+++ Data for processing +++
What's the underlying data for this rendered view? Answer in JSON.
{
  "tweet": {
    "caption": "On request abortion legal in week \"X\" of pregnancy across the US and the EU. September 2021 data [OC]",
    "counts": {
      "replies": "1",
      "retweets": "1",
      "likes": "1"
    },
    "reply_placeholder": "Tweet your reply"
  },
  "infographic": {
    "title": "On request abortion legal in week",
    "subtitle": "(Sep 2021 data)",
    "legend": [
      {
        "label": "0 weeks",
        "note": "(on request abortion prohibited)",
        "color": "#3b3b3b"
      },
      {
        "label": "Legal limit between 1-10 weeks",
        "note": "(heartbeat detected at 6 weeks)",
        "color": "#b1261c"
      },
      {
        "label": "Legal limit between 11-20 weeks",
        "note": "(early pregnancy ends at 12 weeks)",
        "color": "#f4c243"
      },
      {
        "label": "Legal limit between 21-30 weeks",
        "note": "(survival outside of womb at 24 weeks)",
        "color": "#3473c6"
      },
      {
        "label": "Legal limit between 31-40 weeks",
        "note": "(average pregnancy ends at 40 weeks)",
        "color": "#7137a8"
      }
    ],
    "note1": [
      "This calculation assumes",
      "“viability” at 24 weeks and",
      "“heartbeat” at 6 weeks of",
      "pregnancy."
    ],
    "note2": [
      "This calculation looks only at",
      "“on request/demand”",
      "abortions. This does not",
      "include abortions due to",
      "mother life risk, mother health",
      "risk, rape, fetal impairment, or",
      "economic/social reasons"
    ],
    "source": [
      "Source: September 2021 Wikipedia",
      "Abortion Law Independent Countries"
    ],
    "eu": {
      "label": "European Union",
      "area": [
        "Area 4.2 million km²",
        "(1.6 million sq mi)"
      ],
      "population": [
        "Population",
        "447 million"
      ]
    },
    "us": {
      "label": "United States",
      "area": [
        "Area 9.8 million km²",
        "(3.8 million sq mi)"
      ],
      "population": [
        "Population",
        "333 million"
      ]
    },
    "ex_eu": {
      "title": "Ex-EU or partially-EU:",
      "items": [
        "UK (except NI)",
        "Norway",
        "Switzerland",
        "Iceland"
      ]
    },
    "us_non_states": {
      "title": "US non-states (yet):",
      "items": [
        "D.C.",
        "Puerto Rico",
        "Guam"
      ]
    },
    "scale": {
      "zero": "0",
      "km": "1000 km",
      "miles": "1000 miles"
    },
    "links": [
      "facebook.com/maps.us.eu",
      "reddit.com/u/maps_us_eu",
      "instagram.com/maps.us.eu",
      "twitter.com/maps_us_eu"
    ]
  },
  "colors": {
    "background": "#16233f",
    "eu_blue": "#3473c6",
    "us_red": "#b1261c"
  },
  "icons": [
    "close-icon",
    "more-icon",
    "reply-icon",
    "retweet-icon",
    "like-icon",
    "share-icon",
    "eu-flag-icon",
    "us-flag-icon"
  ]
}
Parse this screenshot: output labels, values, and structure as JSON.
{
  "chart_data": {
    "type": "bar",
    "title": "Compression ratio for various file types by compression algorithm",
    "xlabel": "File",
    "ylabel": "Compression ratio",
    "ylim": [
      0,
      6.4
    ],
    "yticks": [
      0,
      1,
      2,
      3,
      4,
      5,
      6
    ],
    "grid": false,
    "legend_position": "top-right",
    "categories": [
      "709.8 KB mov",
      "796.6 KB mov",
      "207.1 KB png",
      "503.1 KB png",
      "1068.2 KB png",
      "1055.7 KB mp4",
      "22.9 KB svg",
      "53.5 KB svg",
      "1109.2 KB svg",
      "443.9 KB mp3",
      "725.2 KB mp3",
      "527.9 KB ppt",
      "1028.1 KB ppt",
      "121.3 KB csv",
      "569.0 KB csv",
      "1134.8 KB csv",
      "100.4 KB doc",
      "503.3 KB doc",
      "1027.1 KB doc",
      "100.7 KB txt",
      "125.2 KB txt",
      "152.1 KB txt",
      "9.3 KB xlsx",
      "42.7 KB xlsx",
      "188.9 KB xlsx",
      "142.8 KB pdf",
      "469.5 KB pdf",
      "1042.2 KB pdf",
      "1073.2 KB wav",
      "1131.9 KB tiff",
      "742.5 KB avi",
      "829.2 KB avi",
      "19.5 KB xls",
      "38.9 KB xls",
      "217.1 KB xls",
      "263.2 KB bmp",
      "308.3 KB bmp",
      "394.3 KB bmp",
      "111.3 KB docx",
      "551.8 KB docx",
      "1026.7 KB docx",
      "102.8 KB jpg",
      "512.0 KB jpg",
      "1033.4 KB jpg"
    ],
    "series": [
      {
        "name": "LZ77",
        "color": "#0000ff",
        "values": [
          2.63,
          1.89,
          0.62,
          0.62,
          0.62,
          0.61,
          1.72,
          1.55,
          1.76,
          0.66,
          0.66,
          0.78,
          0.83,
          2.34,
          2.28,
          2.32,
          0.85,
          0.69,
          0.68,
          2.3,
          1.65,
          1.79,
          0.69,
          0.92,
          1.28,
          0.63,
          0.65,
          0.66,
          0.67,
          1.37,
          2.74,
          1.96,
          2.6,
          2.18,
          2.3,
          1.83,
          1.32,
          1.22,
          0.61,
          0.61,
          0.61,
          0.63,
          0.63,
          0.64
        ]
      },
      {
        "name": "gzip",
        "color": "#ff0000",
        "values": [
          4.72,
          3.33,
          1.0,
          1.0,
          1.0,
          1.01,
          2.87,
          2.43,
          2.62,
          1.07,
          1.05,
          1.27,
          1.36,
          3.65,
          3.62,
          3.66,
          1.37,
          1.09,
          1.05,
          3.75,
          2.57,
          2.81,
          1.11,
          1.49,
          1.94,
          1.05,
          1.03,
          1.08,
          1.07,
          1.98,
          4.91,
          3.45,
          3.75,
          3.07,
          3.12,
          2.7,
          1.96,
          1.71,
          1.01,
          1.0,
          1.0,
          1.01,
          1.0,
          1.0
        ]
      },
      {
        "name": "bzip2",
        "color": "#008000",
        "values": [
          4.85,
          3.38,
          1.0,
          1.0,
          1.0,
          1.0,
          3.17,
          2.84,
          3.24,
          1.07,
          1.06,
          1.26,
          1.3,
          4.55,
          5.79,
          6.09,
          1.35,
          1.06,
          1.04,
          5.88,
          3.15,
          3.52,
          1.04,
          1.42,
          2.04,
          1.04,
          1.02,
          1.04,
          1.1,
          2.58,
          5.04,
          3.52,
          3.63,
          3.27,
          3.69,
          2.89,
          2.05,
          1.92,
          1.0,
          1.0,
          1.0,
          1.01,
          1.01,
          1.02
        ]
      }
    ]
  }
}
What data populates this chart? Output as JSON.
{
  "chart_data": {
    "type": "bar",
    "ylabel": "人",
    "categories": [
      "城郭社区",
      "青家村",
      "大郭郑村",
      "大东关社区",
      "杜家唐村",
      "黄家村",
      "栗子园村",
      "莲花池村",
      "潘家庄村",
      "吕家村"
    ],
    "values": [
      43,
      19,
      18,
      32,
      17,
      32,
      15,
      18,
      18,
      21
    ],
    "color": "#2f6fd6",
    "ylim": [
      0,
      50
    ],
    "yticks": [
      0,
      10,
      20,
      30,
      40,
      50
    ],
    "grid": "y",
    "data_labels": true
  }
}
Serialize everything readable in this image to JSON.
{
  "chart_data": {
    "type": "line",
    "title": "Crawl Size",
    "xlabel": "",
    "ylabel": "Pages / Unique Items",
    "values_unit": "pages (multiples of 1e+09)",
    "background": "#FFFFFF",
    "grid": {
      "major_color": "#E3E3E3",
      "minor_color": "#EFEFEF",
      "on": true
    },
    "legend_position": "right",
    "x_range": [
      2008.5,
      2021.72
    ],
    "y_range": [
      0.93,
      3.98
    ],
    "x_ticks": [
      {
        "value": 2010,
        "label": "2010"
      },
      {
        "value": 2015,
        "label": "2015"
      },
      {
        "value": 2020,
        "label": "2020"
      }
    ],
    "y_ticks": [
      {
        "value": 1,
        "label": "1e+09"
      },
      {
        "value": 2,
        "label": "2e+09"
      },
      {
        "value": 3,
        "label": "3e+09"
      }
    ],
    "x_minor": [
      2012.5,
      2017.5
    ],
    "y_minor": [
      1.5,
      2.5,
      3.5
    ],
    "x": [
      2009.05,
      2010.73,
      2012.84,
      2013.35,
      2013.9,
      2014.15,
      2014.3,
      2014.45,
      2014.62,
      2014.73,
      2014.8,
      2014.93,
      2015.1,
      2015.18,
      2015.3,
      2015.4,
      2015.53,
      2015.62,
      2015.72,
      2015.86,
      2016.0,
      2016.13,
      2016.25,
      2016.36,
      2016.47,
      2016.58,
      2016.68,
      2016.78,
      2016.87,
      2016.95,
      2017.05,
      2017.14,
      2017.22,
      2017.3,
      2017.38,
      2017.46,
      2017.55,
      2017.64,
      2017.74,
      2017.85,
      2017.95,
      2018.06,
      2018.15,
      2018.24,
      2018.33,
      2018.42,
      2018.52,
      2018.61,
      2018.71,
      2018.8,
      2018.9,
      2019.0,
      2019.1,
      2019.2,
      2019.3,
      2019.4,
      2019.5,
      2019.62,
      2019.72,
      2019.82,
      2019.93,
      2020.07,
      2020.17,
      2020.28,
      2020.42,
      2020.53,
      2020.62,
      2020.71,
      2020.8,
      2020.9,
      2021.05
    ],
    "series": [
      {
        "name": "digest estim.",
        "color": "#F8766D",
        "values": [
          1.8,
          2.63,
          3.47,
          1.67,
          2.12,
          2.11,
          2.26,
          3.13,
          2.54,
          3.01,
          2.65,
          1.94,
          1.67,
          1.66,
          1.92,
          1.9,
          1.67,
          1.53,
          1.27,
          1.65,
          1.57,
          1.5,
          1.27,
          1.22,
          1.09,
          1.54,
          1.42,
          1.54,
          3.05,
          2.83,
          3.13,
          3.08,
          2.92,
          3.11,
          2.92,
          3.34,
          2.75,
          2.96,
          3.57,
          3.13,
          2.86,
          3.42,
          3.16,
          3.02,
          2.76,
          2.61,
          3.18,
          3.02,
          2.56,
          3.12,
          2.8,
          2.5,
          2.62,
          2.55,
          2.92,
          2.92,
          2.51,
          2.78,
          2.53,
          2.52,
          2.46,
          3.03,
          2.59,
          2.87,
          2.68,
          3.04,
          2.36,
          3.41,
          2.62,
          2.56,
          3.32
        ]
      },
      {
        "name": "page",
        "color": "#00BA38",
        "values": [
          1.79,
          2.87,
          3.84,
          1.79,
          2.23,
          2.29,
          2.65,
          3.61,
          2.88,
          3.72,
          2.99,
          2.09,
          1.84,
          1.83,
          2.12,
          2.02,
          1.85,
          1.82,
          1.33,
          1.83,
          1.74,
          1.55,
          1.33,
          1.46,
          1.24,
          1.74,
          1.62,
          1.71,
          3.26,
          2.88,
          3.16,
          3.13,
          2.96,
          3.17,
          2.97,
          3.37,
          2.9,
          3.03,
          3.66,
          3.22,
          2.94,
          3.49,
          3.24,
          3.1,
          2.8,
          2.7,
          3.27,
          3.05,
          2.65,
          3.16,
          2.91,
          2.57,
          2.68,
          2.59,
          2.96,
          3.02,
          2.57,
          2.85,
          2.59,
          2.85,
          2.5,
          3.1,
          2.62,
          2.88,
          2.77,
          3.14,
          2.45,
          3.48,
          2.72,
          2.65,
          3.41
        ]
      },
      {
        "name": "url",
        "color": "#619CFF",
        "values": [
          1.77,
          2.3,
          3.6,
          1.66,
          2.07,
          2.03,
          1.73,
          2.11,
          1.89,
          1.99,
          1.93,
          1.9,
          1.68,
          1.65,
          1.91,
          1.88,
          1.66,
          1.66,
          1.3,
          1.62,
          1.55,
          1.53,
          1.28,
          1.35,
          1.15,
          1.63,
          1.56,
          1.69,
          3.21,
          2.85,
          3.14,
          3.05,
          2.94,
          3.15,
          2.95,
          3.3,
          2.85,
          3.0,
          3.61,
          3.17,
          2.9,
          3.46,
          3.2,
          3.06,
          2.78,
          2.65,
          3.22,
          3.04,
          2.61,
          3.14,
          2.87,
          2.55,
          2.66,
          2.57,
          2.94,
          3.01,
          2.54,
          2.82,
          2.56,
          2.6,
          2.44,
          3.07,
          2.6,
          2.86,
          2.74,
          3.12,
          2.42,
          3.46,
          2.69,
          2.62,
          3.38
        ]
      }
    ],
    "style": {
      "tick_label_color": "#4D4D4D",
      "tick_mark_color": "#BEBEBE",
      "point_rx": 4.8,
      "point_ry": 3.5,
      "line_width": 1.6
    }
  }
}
+++
→ **What this task involves**
Using the listing above, show each line holding the string "risk".

→ **Output of the task**
      "mother life risk, mother health",
      "risk, rape, fetal impairment, or",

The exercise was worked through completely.